TASK REQUIREMENTS: Reproduce every entry exactly as shown.

____ RECORDS FOR THE TASK

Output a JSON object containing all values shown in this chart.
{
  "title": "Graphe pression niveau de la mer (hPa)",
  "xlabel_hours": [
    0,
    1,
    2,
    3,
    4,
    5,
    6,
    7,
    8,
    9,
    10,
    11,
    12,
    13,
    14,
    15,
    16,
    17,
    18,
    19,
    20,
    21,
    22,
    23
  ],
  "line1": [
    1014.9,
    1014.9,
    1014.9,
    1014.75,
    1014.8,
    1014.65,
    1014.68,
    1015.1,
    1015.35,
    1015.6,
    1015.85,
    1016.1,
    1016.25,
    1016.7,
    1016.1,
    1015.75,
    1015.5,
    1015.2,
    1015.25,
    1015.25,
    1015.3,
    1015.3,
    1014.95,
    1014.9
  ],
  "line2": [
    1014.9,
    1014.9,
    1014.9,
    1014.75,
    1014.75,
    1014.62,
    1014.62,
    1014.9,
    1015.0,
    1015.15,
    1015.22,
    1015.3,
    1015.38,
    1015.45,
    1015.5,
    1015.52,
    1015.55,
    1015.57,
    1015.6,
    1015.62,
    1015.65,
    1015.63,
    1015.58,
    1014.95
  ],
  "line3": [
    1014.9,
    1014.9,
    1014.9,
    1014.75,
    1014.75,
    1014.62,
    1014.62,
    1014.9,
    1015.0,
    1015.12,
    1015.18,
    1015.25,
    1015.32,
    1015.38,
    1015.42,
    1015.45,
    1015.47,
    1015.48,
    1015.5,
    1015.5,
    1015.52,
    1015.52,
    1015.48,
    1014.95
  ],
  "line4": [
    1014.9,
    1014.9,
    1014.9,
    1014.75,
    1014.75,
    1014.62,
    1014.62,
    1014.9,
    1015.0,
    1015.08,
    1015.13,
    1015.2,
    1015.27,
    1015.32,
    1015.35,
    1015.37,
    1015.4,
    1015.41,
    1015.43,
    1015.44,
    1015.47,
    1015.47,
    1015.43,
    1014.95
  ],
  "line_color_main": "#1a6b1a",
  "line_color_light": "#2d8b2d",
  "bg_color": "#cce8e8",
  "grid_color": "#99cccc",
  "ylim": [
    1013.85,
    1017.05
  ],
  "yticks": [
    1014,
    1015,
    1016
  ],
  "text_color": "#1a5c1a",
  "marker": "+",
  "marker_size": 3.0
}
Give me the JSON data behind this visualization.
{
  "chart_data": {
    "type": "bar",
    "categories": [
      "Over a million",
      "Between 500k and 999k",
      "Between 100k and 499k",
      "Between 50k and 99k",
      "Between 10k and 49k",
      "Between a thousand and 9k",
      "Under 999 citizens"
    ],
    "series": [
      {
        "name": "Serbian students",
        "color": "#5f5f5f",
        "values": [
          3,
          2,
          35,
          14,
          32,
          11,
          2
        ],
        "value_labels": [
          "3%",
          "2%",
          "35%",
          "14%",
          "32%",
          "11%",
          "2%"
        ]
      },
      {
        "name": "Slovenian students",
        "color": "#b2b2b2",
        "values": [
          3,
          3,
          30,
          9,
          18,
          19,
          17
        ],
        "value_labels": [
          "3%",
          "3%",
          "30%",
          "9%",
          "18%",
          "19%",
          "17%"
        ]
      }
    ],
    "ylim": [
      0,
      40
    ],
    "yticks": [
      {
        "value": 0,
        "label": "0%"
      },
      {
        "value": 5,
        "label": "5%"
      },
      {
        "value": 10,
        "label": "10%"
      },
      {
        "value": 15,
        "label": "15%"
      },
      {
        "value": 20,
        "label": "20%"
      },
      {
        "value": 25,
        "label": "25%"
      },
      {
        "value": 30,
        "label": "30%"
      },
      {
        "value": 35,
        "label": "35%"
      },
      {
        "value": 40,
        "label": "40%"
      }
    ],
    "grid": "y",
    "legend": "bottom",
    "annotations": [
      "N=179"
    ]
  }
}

________

COMPLETE ANSWER:
Output a JSON object containing all values shown in this chart.
{
  "title": "Graphe pression niveau de la mer (hPa)",
  "xlabel_hours": [
    0,
    1,
    2,
    3,
    4,
    5,
    6,
    7,
    8,
    9,
    10,
    11,
    12,
    13,
    14,
    15,
    16,
    17,
    18,
    19,
    20,
    21,
    22,
    23
  ],
  "line1": [
    1014.9,
    1014.9,
    1014.9,
    1014.75,
    1014.8,
    1014.65,
    1014.68,
    1015.1,
    1015.35,
    1015.6,
    1015.85,
    1016.1,
    1016.25,
    1016.7,
    1016.1,
    1015.75,
    1015.5,
    1015.2,
    1015.25,
    1015.25,
    1015.3,
    1015.3,
    1014.95,
    1014.9
  ],
  "line2": [
    1014.9,
    1014.9,
    1014.9,
    1014.75,
    1014.75,
    1014.62,
    1014.62,
    1014.9,
    1015.0,
    1015.15,
    1015.22,
    1015.3,
    1015.38,
    1015.45,
    1015.5,
    1015.52,
    1015.55,
    1015.57,
    1015.6,
    1015.62,
    1015.65,
    1015.63,
    1015.58,
    1014.95
  ],
  "line3": [
    1014.9,
    1014.9,
    1014.9,
    1014.75,
    1014.75,
    1014.62,
    1014.62,
    1014.9,
    1015.0,
    1015.12,
    1015.18,
    1015.25,
    1015.32,
    1015.38,
    1015.42,
    1015.45,
    1015.47,
    1015.48,
    1015.5,
    1015.5,
    1015.52,
    1015.52,
    1015.48,
    1014.95
  ],
  "line4": [
    1014.9,
    1014.9,
    1014.9,
    1014.75,
    1014.75,
    1014.62,
    1014.62,
    1014.9,
    1015.0,
    1015.08,
    1015.13,
    1015.2,
    1015.27,
    1015.32,
    1015.35,
    1015.37,
    1015.4,
    1015.41,
    1015.43,
    1015.44,
    1015.47,
    1015.47,
    1015.43,
    1014.95
  ],
  "line_color_main": "#1a6b1a",
  "line_color_light": "#2d8b2d",
  "bg_color": "#cce8e8",
  "grid_color": "#99cccc",
  "ylim": [
    1013.85,
    1017.05
  ],
  "yticks": [
    1014,
    1015,
    1016
  ],
  "text_color": "#1a5c1a",
  "marker": "+",
  "marker_size": 3.0
}
Give me the JSON data behind this visualization.
{
  "chart_data": {
    "type": "bar",
    "categories": [
      "Over a million",
      "Between 500k and 999k",
      "Between 100k and 499k",
      "Between 50k and 99k",
      "Between 10k and 49k",
      "Between a thousand and 9k",
      "Under 999 citizens"
    ],
    "series": [
      {
        "name": "Serbian students",
        "color": "#5f5f5f",
        "values": [
          3,
          2,
          35,
          14,
          32,
          11,
          2
        ],
        "value_labels": [
          "3%",
          "2%",
          "35%",
          "14%",
          "32%",
          "11%",
          "2%"
        ]
      },
      {
        "name": "Slovenian students",
        "color": "#b2b2b2",
        "values": [
          3,
          3,
          30,
          9,
          18,
          19,
          17
        ],
        "value_labels": [
          "3%",
          "3%",
          "30%",
          "9%",
          "18%",
          "19%",
          "17%"
        ]
      }
    ],
    "ylim": [
      0,
      40
    ],
    "yticks": [
      {
        "value": 0,
        "label": "0%"
      },
      {
        "value": 5,
        "label": "5%"
      },
      {
        "value": 10,
        "label": "10%"
      },
      {
        "value": 15,
        "label": "15%"
      },
      {
        "value": 20,
        "label": "20%"
      },
      {
        "value": 25,
        "label": "25%"
      },
      {
        "value": 30,
        "label": "30%"
      },
      {
        "value": 35,
        "label": "35%"
      },
      {
        "value": 40,
        "label": "40%"
      }
    ],
    "grid": "y",
    "legend": "bottom",
    "annotations": [
      "N=179"
    ]
  }
}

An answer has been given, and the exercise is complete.